◆ **PROMPT**: In the listing that follows, how many lines contain "registry"? Give the number only.

## START

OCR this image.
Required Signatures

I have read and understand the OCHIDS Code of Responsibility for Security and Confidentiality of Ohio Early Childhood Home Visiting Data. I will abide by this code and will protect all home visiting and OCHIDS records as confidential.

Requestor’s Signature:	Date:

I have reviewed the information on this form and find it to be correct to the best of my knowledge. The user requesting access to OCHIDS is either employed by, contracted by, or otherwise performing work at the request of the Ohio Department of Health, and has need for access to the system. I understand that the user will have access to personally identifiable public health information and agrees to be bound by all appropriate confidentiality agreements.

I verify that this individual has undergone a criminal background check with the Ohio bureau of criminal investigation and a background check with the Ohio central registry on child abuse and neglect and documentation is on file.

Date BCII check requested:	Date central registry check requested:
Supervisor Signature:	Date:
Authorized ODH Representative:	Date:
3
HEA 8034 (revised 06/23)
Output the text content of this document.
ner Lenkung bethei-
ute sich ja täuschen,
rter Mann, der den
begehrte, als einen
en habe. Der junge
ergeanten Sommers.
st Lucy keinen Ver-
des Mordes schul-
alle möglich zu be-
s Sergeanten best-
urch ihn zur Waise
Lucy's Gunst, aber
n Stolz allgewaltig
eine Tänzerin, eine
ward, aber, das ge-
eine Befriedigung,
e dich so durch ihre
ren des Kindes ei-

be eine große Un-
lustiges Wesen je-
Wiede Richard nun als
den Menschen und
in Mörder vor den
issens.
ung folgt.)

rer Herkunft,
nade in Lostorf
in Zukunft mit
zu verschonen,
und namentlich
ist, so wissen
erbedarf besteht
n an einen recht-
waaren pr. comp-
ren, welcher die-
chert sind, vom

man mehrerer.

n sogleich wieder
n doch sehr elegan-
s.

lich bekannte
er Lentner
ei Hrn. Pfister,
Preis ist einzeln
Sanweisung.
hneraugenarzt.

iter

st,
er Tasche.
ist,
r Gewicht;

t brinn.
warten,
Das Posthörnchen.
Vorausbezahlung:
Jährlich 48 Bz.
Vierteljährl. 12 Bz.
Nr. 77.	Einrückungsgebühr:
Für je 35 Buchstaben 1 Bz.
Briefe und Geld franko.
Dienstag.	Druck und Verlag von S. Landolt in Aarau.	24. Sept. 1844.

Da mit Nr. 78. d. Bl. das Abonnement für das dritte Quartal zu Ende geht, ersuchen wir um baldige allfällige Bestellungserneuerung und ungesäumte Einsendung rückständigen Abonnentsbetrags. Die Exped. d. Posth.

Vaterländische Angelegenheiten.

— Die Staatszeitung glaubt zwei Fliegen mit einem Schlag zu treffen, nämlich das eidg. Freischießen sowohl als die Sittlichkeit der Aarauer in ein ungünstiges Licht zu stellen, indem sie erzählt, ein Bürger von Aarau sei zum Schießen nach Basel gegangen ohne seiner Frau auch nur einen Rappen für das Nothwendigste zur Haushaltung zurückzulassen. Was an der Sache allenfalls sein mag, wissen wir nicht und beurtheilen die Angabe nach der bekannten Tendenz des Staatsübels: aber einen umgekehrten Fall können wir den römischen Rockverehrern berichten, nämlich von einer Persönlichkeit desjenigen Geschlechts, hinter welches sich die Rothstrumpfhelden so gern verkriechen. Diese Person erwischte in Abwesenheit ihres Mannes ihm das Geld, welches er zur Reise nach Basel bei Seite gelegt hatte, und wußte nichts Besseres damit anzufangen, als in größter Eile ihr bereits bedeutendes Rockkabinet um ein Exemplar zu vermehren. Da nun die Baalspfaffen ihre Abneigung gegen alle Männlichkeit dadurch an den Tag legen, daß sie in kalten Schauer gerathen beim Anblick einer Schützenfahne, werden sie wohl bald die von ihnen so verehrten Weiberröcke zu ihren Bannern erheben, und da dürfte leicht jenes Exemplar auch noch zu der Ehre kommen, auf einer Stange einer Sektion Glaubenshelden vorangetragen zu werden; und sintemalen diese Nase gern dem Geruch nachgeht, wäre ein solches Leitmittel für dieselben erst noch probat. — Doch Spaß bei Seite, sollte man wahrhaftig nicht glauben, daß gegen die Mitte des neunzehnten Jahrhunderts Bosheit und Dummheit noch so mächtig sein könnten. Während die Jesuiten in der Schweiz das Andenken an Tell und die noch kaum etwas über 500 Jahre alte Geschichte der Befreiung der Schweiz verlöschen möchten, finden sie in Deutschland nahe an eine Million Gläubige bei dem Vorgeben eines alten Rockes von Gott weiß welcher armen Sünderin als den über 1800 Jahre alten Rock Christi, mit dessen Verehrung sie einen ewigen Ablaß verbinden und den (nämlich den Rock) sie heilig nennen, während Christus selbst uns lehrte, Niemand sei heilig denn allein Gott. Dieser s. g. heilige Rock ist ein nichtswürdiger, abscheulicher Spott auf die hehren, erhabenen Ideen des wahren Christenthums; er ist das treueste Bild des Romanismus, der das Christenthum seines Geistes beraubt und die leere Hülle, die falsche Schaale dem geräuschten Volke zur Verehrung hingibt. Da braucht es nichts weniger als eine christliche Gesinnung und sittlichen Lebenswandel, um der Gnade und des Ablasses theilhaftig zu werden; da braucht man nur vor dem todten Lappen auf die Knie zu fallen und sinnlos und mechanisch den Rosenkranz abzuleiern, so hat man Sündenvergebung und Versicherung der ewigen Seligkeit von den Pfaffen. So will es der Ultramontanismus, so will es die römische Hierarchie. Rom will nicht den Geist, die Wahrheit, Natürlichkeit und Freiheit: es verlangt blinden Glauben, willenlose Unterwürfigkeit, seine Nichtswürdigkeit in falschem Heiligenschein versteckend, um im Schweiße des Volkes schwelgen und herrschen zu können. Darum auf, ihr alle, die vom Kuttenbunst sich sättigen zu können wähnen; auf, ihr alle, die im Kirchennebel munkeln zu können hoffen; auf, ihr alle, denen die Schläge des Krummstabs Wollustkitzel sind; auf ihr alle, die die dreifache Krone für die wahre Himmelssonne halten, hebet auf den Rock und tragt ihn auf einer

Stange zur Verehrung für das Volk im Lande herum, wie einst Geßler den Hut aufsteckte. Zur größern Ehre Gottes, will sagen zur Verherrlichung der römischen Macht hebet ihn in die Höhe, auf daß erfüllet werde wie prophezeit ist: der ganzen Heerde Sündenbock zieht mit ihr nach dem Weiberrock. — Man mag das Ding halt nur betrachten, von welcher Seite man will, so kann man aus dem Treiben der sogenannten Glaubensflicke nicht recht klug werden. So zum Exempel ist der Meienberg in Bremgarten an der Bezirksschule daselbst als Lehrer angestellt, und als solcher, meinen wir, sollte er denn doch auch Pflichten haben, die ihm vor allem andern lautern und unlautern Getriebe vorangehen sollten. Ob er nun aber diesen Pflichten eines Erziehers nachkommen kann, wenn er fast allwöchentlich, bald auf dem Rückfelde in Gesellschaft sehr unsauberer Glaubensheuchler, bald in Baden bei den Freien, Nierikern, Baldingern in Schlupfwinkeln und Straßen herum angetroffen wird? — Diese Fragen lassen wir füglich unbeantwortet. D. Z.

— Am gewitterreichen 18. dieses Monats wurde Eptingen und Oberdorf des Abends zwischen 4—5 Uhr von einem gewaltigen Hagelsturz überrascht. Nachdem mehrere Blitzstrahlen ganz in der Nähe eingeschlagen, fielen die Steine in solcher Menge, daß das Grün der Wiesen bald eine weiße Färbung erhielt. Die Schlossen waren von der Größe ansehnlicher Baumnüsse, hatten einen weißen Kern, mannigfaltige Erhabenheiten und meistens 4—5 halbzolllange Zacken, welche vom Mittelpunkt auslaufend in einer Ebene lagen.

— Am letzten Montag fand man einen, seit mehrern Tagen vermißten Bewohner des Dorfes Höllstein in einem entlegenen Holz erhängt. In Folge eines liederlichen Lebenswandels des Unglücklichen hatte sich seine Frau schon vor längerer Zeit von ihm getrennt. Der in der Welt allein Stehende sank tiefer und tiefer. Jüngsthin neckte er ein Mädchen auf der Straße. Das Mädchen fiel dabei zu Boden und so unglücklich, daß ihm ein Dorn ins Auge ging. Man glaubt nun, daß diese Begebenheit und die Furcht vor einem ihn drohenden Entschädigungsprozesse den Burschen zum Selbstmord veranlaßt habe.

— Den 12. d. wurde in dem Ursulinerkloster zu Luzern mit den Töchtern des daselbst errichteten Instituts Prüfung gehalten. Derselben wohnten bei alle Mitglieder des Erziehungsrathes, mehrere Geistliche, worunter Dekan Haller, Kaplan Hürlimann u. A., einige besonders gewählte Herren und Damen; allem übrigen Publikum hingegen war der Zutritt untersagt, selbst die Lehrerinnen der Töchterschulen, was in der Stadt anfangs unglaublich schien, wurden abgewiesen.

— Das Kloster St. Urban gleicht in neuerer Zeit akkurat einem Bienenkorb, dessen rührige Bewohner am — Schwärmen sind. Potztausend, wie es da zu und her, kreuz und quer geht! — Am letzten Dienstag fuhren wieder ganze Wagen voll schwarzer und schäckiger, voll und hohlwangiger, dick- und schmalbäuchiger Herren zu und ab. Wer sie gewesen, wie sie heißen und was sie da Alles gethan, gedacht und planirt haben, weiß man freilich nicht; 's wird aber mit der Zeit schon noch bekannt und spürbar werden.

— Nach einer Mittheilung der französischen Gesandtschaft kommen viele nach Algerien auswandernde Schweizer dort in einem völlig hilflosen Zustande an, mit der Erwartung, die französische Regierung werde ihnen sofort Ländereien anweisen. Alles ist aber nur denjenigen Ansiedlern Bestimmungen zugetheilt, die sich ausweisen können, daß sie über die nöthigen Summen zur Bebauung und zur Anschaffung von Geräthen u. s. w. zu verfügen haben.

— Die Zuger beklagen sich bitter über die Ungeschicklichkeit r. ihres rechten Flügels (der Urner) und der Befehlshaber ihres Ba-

## END

◆ **SOLVED PROBLEM**: 2